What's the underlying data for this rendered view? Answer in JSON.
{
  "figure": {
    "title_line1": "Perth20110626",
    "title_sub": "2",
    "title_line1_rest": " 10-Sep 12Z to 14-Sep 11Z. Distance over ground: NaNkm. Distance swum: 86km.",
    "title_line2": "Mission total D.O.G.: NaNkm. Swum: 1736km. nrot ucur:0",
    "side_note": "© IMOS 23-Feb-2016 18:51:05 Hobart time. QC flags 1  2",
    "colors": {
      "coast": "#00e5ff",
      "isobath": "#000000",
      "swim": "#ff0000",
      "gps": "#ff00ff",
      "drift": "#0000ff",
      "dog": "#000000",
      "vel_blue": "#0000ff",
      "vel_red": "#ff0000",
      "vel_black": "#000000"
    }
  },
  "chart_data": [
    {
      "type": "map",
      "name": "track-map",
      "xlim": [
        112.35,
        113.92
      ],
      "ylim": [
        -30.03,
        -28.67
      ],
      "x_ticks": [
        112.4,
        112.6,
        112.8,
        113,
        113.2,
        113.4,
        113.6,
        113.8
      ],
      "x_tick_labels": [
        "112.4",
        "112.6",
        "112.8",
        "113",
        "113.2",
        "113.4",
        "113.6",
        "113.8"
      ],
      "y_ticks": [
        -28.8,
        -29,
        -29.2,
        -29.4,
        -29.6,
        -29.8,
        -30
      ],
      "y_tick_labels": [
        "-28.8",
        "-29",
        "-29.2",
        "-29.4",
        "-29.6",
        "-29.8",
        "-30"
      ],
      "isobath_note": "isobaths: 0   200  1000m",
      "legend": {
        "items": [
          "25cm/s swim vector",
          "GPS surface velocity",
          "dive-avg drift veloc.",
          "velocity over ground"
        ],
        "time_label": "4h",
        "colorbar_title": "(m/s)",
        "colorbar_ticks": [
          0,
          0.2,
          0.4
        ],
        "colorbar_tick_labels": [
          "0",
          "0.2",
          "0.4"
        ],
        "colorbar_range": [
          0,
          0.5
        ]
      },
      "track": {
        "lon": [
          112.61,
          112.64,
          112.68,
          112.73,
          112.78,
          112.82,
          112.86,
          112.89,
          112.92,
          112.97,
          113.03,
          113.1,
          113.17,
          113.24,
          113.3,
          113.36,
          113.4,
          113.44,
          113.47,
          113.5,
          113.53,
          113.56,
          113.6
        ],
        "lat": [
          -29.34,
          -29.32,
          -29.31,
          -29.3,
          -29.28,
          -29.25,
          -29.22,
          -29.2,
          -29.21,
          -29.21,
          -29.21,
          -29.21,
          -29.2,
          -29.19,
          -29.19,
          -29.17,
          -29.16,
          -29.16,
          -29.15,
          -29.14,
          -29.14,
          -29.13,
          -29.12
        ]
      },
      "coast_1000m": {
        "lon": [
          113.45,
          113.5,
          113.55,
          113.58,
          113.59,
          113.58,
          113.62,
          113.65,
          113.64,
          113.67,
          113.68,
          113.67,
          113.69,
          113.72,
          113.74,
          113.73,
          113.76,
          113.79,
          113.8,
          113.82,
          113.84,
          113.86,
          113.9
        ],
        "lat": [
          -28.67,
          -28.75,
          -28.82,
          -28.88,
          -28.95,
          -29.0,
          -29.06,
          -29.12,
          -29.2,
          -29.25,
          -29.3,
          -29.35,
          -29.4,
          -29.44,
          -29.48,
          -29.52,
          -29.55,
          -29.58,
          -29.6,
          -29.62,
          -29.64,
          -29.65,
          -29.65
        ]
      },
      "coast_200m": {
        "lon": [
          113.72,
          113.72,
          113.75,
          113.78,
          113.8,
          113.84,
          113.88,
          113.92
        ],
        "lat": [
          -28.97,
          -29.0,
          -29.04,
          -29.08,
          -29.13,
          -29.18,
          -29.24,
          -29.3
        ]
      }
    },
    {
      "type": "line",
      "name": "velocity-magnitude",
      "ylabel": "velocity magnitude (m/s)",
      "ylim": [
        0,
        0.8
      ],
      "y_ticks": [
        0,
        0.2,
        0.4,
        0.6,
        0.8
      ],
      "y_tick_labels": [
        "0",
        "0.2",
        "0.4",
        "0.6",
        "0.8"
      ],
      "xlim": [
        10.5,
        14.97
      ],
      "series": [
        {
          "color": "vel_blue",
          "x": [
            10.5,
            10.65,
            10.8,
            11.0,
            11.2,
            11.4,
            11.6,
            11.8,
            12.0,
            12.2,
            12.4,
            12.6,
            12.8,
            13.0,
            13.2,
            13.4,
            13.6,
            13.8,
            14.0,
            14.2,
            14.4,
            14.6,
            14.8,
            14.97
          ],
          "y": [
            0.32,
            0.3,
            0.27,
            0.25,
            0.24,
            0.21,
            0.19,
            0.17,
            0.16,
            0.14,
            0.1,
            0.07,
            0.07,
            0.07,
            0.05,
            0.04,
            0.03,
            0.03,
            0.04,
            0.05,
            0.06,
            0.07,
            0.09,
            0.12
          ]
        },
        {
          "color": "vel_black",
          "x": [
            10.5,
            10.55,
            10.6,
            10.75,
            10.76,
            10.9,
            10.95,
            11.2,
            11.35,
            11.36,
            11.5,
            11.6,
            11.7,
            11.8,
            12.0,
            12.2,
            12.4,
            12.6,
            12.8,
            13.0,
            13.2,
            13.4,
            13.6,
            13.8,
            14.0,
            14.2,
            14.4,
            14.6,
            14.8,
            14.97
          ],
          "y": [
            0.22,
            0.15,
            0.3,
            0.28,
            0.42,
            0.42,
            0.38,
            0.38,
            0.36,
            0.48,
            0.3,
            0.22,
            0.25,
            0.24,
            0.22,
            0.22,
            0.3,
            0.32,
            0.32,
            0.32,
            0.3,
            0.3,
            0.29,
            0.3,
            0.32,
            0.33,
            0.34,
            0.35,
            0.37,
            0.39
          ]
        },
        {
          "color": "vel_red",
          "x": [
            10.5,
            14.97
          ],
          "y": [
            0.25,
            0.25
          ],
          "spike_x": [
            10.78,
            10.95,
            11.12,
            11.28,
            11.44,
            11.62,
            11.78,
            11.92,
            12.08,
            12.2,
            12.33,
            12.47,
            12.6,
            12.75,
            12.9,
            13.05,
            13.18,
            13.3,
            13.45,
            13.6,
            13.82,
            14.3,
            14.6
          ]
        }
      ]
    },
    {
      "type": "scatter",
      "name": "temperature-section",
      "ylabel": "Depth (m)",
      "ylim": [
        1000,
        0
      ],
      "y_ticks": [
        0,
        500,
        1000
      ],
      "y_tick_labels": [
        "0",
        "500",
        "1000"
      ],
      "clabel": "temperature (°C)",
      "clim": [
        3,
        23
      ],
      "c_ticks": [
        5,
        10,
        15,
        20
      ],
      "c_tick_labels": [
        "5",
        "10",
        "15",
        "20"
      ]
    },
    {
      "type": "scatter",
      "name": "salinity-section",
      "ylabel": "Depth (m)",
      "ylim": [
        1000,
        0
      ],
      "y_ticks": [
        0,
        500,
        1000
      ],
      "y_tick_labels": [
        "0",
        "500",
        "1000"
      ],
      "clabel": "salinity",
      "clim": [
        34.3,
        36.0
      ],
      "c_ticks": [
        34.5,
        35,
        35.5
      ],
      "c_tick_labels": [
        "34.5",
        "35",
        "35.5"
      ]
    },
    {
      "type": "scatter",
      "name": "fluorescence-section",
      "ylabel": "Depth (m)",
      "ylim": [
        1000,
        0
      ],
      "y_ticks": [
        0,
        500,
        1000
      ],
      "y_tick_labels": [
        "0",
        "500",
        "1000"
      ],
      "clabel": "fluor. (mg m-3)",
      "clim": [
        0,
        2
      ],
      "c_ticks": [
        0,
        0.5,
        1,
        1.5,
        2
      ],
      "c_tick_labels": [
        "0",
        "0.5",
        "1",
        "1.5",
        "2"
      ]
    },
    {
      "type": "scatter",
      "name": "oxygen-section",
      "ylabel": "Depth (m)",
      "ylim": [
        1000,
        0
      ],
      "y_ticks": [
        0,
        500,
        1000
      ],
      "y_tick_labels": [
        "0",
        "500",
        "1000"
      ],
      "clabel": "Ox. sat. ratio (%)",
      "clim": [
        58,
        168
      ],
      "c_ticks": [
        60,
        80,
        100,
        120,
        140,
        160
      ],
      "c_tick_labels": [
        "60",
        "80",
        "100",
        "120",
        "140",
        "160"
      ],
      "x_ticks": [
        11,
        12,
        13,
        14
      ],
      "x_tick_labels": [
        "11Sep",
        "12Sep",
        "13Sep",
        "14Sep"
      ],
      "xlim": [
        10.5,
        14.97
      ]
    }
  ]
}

EXERCISE PROMPT:
Which lines contain the word "temperature"? Return each of them.

SOLUTION FOR THIS PROBLEM:
      "name": "temperature-section",
      "clabel": "temperature (°C)",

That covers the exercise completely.